§ **Exercise requirements**:
Transcribe, word for word, the line containing "Extract all readable text from this page." and each line following it through the end of the listing below. Omit all other lines.

Saved data entries
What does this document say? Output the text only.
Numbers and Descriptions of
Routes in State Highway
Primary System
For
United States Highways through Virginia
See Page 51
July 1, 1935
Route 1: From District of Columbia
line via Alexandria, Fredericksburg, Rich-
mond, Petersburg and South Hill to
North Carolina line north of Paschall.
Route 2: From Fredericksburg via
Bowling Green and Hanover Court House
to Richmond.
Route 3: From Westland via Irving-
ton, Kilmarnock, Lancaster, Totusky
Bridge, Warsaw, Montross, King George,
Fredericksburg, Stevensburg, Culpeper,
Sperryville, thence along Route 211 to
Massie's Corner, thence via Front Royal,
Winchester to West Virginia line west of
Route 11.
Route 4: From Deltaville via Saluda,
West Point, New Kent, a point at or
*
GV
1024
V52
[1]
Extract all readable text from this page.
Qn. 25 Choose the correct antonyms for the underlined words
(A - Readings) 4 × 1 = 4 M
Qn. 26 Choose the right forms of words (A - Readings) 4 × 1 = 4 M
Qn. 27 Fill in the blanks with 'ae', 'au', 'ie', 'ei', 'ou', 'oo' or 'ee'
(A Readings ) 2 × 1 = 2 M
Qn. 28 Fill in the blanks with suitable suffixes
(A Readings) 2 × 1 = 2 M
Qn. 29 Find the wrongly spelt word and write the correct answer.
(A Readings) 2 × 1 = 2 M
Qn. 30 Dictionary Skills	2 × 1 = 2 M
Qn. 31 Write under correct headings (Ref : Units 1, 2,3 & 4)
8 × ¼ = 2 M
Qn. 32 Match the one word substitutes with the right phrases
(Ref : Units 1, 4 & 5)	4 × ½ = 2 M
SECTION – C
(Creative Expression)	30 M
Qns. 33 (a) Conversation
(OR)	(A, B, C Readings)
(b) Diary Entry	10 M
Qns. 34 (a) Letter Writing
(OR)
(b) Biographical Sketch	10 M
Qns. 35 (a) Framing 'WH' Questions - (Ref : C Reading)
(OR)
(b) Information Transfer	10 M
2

§ **Full answer**:
Extract all readable text from this page.
Qn. 25 Choose the correct antonyms for the underlined words
(A - Readings) 4 × 1 = 4 M
Qn. 26 Choose the right forms of words (A - Readings) 4 × 1 = 4 M
Qn. 27 Fill in the blanks with 'ae', 'au', 'ie', 'ei', 'ou', 'oo' or 'ee'
(A Readings ) 2 × 1 = 2 M
Qn. 28 Fill in the blanks with suitable suffixes
(A Readings) 2 × 1 = 2 M
Qn. 29 Find the wrongly spelt word and write the correct answer.
(A Readings) 2 × 1 = 2 M
Qn. 30 Dictionary Skills	2 × 1 = 2 M
Qn. 31 Write under correct headings (Ref : Units 1, 2,3 & 4)
8 × ¼ = 2 M
Qn. 32 Match the one word substitutes with the right phrases
(Ref : Units 1, 4 & 5)	4 × ½ = 2 M
SECTION – C
(Creative Expression)	30 M
Qns. 33 (a) Conversation
(OR)	(A, B, C Readings)
(b) Diary Entry	10 M
Qns. 34 (a) Letter Writing
(OR)
(b) Biographical Sketch	10 M
Qns. 35 (a) Framing 'WH' Questions - (Ref : C Reading)
(OR)
(b) Information Transfer	10 M
2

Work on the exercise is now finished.